Ich bin seit kurzem amerikanische Staatsbürgerin und es ist dies ein wichtiger Meilenstein in meiner Lebensreise, die mich vor fast achtzehn Jahren von Österreich nach New York geführt hat, zunächst für ein nur dreimonatiges Internship bei den Vereinten Nationen. Viele Dinge sind mir hier sehr vertraut geworden, meine österreichischen Wurzeln und einen engen Bezug zu Österreich habe ich allerdings nie verloren. 

Foto: Stella Schuhmacher

Bewerbungsprozess

Der Staatsbürgerschaftsprozess beginnt mit dem Ausfüllen eines detaillierten Antragsformulars, beinhaltet ein persönliches Interview und Wissenstest und endet mit einer festlichen Eidzeremonie. Nach mehr als fünf Jahren mit Green Card war der Prozess relativ unkompliziert für mich.

In den Bewerbungsunterlagen stechen vor allem folgende, aus österreichischer Sicht interessante Fragen, hervor: Haben Sie zwischen 1933 und 1945 auf irgendeine Weise mit der Nazi-Regierung in Deutschland zusammengearbeitet oder mit einer anderen Regierung, die mit den Nazis zusammenarbeitete? Haben Sie in diesem Zeitraum für eine militärische Einheit der Nazis oder in einem Konzentrationslager gearbeitet? Andere Fragen beziehen sich zum Beispiel auf Drogenhandel, Mitwirkung bei der Rekrutierung von Kindersoldaten, Mitgliedschaft in der Kommunistischen Partei, oder Polygamie.

Im Bewerbungsinterview legt man einen Wissenstest zur amerikanischen Verfassung und Geschichte und einen einfachen Englischtest ab. Zur Vorbereitung auf den "civics test" erhält man ein Heft mit den zu erwartenden Fragen und Antworten und nicht alle Fragen sind völlig ohne Vorbereitung richtig zu beantworten. Die Beamten, mit denen man in diesem Prozess zu tun hat, sind höflich und respektvoll. Die Eidzeremonie, während der man das "Certificate of Naturalization" erhält, ist dann der feierliche Abschluss des Prozesses.

In diesem Gebäude findet die Zeremonie statt.
Foto: Stella Schuhmacher

Erinnerungen an 9/11

Am Weg zum Gerichtshof im Süden Manhattans, in dem diese Angelobungszeremonie zum Abschluss meines Staatsbürgerschaftsprozesses stattfindet, denke ich über die vergangenen achtzehn Jahre nach und spaziere zum nahegelegenen Ground Zero. Ich habe den 11. September 2001 in New York miterlebt und dieser Tag wird mir für immer im Gedächtnis bleiben. Ich habe damals die Türme vom Dach meines Wohnhauses aus zusammenstürzen sehen. Viel ist seither passiert und die zwei Brunnen, die den Grundriss der eingestürzten Twin Towers nun verewigen, sind beeindruckend und friedlich. New York ist nach 9/11 wieder aufgestanden, hat die Trümmer beseitigt, die Brände gelöscht, und in vollem Tempo und mit ungebrochener Energie weitergemacht.

————

AUFGABE A:
Warum verlief der Staatsbürgerschaftsprozess laut dem Artikel relativ unkompliziert? Antworte in ein bis drei Sätzen.

EINTRÄGE:
————

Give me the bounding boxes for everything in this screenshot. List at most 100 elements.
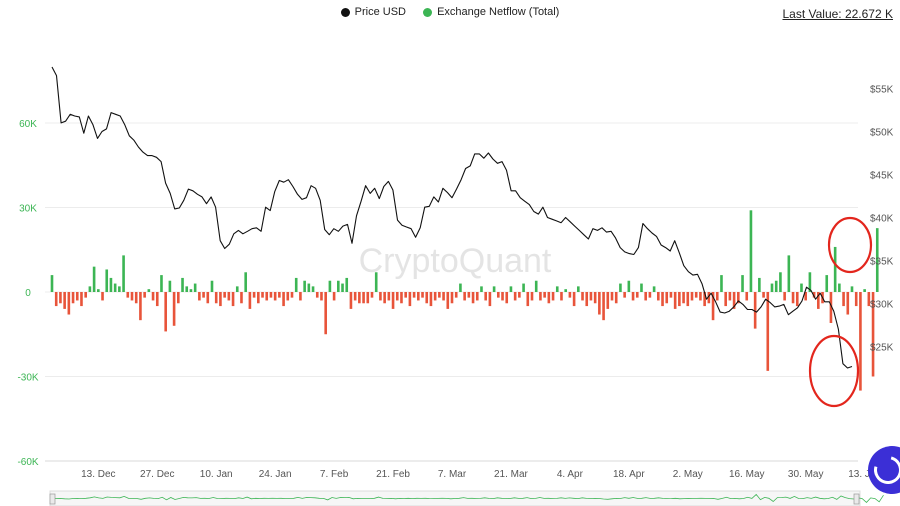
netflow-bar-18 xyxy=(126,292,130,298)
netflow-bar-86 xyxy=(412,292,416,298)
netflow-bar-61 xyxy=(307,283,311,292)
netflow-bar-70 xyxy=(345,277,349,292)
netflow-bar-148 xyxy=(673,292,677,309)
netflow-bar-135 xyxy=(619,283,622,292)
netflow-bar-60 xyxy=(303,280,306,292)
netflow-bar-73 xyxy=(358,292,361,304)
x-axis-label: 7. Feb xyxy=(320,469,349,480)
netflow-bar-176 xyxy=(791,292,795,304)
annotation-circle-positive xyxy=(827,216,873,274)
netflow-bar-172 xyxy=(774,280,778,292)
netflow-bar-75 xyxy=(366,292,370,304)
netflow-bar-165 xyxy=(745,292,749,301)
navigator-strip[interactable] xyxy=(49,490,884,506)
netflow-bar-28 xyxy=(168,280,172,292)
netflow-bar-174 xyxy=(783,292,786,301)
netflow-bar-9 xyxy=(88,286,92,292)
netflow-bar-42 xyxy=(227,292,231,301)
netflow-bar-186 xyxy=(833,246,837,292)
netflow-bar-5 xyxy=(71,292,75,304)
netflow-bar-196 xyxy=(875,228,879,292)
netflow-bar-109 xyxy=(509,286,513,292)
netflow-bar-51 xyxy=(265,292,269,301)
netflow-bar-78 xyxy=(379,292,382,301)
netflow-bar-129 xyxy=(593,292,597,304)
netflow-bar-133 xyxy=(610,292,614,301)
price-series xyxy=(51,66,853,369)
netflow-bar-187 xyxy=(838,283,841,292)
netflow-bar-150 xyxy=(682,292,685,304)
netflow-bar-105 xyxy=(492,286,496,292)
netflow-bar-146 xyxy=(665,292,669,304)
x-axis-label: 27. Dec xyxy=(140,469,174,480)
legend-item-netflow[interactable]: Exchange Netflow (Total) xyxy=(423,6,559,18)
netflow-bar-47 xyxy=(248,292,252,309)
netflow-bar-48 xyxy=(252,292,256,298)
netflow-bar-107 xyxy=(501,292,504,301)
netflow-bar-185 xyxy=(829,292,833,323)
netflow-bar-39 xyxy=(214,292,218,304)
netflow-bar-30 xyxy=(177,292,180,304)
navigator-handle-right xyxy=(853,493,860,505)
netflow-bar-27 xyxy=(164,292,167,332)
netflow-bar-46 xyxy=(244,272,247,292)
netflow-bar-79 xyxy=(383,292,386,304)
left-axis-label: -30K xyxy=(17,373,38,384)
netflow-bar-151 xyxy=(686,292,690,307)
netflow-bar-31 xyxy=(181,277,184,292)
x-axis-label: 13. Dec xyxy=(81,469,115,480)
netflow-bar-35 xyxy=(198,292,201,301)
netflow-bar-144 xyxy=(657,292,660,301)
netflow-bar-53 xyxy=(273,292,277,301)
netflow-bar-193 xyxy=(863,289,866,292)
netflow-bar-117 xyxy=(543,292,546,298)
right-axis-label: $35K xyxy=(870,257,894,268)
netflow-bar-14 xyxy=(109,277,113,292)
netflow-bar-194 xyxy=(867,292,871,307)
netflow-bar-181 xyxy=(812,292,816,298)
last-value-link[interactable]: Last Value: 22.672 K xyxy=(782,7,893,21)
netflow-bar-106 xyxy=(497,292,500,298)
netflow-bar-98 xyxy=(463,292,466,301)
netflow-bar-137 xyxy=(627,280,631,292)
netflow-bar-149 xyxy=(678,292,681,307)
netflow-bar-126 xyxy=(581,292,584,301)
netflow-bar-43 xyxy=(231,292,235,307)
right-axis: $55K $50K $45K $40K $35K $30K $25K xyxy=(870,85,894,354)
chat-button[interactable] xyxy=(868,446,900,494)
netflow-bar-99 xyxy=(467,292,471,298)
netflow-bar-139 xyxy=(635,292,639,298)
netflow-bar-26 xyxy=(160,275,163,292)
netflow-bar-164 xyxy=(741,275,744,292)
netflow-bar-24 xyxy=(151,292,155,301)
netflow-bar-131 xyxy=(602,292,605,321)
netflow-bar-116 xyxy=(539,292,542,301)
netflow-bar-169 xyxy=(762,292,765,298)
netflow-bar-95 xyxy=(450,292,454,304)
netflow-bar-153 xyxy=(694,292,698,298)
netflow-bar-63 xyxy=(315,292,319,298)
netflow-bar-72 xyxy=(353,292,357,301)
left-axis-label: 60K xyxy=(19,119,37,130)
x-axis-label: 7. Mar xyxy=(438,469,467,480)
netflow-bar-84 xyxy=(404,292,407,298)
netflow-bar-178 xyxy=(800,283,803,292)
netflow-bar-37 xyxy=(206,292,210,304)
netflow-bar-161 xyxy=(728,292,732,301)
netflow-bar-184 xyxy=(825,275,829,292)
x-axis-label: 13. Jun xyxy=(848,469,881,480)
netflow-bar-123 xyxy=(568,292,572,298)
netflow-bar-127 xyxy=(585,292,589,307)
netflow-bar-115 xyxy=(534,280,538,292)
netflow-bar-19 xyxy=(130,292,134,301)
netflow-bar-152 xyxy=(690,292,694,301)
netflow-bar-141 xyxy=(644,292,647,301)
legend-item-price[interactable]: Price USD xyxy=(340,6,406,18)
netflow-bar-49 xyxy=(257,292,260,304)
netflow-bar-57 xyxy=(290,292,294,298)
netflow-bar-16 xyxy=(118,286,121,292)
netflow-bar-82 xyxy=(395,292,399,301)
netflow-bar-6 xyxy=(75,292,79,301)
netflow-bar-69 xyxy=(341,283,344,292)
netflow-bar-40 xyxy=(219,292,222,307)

————

AUFGABE B:
Bearbeite in der Auflistung die Zeilen von der Zeile mit "netflow-bar-18 xyxy=(126,292,130,298)" bis einschließlich der Zeile mit "netflow-bar-150 xyxy=(682,292,685,304)", indem du "price-series" durch "price-line" ersetzt und alles Übrige unverändert lässt. Gib nur diese Zeilen aus.

ENDGÜLTIGE ANTWORT A:
Der Prozess war relativ unkompliziert, weil die Schreiberin zu diesem Zeitpunkt bereits mehr als fünf Jahre eine Green Card besessen hatte.

ENDGÜLTIGE ANTWORT B:
netflow-bar-18 xyxy=(126,292,130,298)
netflow-bar-86 xyxy=(412,292,416,298)
netflow-bar-61 xyxy=(307,283,311,292)
netflow-bar-70 xyxy=(345,277,349,292)
netflow-bar-148 xyxy=(673,292,677,309)
netflow-bar-135 xyxy=(619,283,622,292)
netflow-bar-60 xyxy=(303,280,306,292)
netflow-bar-73 xyxy=(358,292,361,304)
x-axis-label: 7. Feb xyxy=(320,469,349,480)
netflow-bar-176 xyxy=(791,292,795,304)
annotation-circle-positive xyxy=(827,216,873,274)
netflow-bar-172 xyxy=(774,280,778,292)
netflow-bar-75 xyxy=(366,292,370,304)
netflow-bar-165 xyxy=(745,292,749,301)
navigator-strip[interactable] xyxy=(49,490,884,506)
netflow-bar-28 xyxy=(168,280,172,292)
netflow-bar-174 xyxy=(783,292,786,301)
netflow-bar-9 xyxy=(88,286,92,292)
netflow-bar-42 xyxy=(227,292,231,301)
netflow-bar-186 xyxy=(833,246,837,292)
netflow-bar-5 xyxy=(71,292,75,304)
netflow-bar-196 xyxy=(875,228,879,292)
netflow-bar-109 xyxy=(509,286,513,292)
netflow-bar-51 xyxy=(265,292,269,301)
netflow-bar-78 xyxy=(379,292,382,301)
netflow-bar-129 xyxy=(593,292,597,304)
netflow-bar-133 xyxy=(610,292,614,301)
price-line xyxy=(51,66,853,369)
netflow-bar-187 xyxy=(838,283,841,292)
netflow-bar-150 xyxy=(682,292,685,304)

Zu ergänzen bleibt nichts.